Entries from a page text dataset:
—————
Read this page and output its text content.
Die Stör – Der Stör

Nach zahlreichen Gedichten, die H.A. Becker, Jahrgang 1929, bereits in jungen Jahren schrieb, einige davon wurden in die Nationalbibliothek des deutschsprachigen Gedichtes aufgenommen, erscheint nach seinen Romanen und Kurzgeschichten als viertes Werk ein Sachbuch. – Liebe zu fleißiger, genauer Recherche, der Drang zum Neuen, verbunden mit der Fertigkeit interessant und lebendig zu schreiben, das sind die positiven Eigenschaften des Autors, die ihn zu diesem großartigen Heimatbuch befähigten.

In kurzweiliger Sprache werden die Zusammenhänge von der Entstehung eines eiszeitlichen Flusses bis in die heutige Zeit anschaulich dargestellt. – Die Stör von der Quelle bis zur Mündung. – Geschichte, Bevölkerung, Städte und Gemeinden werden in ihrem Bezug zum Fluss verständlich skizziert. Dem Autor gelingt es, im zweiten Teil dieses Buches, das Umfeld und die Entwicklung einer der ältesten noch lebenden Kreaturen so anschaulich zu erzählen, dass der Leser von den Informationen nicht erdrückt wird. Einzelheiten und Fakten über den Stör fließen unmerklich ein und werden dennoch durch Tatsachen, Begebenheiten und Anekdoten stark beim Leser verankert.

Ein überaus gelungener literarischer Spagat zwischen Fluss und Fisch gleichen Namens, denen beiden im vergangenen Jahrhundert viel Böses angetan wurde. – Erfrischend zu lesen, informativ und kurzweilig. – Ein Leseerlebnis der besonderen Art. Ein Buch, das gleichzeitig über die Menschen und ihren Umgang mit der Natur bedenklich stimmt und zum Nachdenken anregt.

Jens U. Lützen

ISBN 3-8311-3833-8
—————
WHAT TO WORK ON:
Reproduce the entries above in full by retyping them exactly.

ANSWER TO THIS TASK:
Read this page and output its text content.
Die Stör – Der Stör

Nach zahlreichen Gedichten, die H.A. Becker, Jahrgang 1929, bereits in jungen Jahren schrieb, einige davon wurden in die Nationalbibliothek des deutschsprachigen Gedichtes aufgenommen, erscheint nach seinen Romanen und Kurzgeschichten als viertes Werk ein Sachbuch. – Liebe zu fleißiger, genauer Recherche, der Drang zum Neuen, verbunden mit der Fertigkeit interessant und lebendig zu schreiben, das sind die positiven Eigenschaften des Autors, die ihn zu diesem großartigen Heimatbuch befähigten.

In kurzweiliger Sprache werden die Zusammenhänge von der Entstehung eines eiszeitlichen Flusses bis in die heutige Zeit anschaulich dargestellt. – Die Stör von der Quelle bis zur Mündung. – Geschichte, Bevölkerung, Städte und Gemeinden werden in ihrem Bezug zum Fluss verständlich skizziert. Dem Autor gelingt es, im zweiten Teil dieses Buches, das Umfeld und die Entwicklung einer der ältesten noch lebenden Kreaturen so anschaulich zu erzählen, dass der Leser von den Informationen nicht erdrückt wird. Einzelheiten und Fakten über den Stör fließen unmerklich ein und werden dennoch durch Tatsachen, Begebenheiten und Anekdoten stark beim Leser verankert.

Ein überaus gelungener literarischer Spagat zwischen Fluss und Fisch gleichen Namens, denen beiden im vergangenen Jahrhundert viel Böses angetan wurde. – Erfrischend zu lesen, informativ und kurzweilig. – Ein Leseerlebnis der besonderen Art. Ein Buch, das gleichzeitig über die Menschen und ihren Umgang mit der Natur bedenklich stimmt und zum Nachdenken anregt.

Jens U. Lützen

ISBN 3-8311-3833-8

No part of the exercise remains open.